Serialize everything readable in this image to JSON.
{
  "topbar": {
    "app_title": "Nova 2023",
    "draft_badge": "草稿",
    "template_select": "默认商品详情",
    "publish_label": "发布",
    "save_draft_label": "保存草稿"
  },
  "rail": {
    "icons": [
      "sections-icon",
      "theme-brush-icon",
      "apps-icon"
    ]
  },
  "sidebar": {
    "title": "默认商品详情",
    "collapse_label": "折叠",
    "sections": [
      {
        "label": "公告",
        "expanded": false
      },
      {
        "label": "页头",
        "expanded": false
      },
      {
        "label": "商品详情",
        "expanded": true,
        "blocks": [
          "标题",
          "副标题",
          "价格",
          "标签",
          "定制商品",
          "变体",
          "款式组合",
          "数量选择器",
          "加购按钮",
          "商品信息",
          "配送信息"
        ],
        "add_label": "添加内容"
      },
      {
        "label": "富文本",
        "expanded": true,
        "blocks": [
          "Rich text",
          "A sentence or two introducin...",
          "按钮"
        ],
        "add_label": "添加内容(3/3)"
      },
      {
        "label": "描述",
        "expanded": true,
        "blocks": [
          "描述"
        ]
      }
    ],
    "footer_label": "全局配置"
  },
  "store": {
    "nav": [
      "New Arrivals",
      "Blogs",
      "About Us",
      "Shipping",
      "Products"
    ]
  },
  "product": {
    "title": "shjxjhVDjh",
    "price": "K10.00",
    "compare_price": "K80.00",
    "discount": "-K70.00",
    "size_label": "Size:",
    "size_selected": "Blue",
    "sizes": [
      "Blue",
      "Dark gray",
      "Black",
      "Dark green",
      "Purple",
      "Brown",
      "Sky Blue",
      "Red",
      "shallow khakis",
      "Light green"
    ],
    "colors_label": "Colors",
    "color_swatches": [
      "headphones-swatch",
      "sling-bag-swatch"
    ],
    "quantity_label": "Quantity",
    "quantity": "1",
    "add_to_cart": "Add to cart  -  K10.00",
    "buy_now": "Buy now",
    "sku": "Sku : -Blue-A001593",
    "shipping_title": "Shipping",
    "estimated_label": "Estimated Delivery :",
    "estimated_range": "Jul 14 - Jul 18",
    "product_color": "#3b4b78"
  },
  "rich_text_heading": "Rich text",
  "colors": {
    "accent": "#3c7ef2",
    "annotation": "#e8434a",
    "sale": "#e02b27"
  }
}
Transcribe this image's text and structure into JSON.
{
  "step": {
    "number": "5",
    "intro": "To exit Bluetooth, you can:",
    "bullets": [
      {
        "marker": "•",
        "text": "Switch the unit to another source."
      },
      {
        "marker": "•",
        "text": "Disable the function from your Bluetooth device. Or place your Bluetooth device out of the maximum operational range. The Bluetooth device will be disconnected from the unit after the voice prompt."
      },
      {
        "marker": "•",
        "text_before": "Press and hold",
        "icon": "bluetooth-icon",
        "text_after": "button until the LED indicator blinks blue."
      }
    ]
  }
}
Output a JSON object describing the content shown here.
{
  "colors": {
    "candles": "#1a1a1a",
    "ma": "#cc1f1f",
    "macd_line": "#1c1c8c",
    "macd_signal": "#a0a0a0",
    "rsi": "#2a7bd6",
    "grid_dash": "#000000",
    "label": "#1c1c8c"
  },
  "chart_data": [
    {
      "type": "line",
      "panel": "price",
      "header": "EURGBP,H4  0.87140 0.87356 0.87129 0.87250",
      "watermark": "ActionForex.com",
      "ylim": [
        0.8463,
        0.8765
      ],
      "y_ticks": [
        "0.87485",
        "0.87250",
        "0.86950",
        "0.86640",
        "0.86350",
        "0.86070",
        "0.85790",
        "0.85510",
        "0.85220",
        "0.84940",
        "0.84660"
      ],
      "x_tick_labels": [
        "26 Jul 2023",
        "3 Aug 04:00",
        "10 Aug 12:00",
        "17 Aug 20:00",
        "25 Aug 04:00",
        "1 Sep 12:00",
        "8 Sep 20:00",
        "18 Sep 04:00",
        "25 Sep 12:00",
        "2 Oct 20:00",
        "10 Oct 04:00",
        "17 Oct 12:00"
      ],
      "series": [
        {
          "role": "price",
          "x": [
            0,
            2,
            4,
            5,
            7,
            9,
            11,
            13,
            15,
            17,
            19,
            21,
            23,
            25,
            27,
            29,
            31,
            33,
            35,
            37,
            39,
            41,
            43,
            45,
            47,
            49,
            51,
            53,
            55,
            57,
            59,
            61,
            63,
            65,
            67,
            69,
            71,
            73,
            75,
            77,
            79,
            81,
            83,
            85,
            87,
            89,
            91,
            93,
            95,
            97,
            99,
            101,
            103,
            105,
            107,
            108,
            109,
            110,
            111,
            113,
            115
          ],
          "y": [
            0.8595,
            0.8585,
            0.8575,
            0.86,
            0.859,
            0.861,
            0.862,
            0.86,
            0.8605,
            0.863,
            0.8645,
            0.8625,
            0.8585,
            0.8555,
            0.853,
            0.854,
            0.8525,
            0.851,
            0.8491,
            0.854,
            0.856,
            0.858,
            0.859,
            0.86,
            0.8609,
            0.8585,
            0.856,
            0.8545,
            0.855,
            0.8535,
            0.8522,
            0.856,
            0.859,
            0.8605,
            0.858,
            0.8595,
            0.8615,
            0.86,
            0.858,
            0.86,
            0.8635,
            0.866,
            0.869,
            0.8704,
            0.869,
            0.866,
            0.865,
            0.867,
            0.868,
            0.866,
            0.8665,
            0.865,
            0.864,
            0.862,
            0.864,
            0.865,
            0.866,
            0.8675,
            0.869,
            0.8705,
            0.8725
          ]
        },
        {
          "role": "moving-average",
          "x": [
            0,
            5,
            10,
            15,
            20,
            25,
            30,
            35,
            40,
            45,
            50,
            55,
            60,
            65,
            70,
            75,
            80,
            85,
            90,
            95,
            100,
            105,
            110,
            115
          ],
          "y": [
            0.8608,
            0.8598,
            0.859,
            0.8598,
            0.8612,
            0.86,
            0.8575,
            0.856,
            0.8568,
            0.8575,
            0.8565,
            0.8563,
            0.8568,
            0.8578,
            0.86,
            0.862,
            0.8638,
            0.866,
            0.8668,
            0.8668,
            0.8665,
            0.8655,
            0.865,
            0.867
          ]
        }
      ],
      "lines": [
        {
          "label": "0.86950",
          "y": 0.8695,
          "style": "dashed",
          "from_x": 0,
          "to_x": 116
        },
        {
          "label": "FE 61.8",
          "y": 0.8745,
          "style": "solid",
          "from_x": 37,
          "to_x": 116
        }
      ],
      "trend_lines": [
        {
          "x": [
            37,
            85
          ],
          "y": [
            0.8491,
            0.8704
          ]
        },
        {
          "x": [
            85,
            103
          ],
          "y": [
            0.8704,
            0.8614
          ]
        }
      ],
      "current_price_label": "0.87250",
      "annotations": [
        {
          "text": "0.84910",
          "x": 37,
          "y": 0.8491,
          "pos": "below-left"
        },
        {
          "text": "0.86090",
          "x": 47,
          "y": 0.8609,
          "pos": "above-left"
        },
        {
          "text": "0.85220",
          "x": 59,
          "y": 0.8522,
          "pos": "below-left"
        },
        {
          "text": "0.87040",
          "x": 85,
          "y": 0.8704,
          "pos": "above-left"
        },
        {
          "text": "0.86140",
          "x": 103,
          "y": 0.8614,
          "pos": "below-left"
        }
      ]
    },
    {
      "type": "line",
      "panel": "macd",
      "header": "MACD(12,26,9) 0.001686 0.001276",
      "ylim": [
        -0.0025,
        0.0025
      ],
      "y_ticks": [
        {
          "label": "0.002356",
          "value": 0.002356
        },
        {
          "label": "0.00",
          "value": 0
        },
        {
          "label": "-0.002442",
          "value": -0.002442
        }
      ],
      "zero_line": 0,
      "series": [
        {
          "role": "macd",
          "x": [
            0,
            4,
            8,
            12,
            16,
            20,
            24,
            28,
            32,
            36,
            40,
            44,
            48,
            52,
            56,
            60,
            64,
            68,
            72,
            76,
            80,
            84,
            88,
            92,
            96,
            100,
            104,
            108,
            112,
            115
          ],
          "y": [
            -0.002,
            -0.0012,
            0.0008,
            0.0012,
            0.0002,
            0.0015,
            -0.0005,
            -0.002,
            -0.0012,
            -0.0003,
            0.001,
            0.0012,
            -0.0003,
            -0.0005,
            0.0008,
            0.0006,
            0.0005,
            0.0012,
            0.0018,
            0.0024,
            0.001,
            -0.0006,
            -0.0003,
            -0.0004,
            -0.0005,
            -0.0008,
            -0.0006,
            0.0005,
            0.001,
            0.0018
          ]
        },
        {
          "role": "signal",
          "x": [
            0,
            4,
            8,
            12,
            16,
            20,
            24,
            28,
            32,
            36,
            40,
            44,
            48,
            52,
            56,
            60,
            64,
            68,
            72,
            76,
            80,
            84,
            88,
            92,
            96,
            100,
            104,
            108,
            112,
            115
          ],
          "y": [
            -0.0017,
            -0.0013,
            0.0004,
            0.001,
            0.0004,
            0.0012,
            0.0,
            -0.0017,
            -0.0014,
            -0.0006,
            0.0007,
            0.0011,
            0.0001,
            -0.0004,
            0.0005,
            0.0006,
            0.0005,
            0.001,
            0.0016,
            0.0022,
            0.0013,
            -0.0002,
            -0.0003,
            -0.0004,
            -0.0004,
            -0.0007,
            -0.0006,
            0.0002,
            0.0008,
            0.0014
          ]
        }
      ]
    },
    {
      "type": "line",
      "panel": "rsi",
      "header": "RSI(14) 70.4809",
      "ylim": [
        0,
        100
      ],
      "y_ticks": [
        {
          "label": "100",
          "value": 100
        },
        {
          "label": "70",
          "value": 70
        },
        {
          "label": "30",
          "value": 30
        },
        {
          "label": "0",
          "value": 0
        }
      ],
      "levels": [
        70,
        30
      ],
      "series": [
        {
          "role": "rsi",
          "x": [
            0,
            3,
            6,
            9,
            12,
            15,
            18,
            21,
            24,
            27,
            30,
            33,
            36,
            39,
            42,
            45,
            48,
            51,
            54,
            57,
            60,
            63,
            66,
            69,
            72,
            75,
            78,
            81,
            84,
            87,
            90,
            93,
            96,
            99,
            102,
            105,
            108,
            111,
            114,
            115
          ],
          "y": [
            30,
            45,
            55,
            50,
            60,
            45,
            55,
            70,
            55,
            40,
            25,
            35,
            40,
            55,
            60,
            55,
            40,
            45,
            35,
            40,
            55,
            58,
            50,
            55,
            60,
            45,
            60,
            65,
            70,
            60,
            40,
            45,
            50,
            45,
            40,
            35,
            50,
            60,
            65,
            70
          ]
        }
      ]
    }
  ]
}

● ● ● ●

▸ WHAT IS REQUIRED: Set out every line from the material that contains the string "unit".

▸ RESULT OF THE EXERCISE:
        "text": "Switch the unit to another source."
        "text": "Disable the function from your Bluetooth device. Or place your Bluetooth device out of the maximum operational range. The Bluetooth device will be disconnected from the unit after the voice prompt."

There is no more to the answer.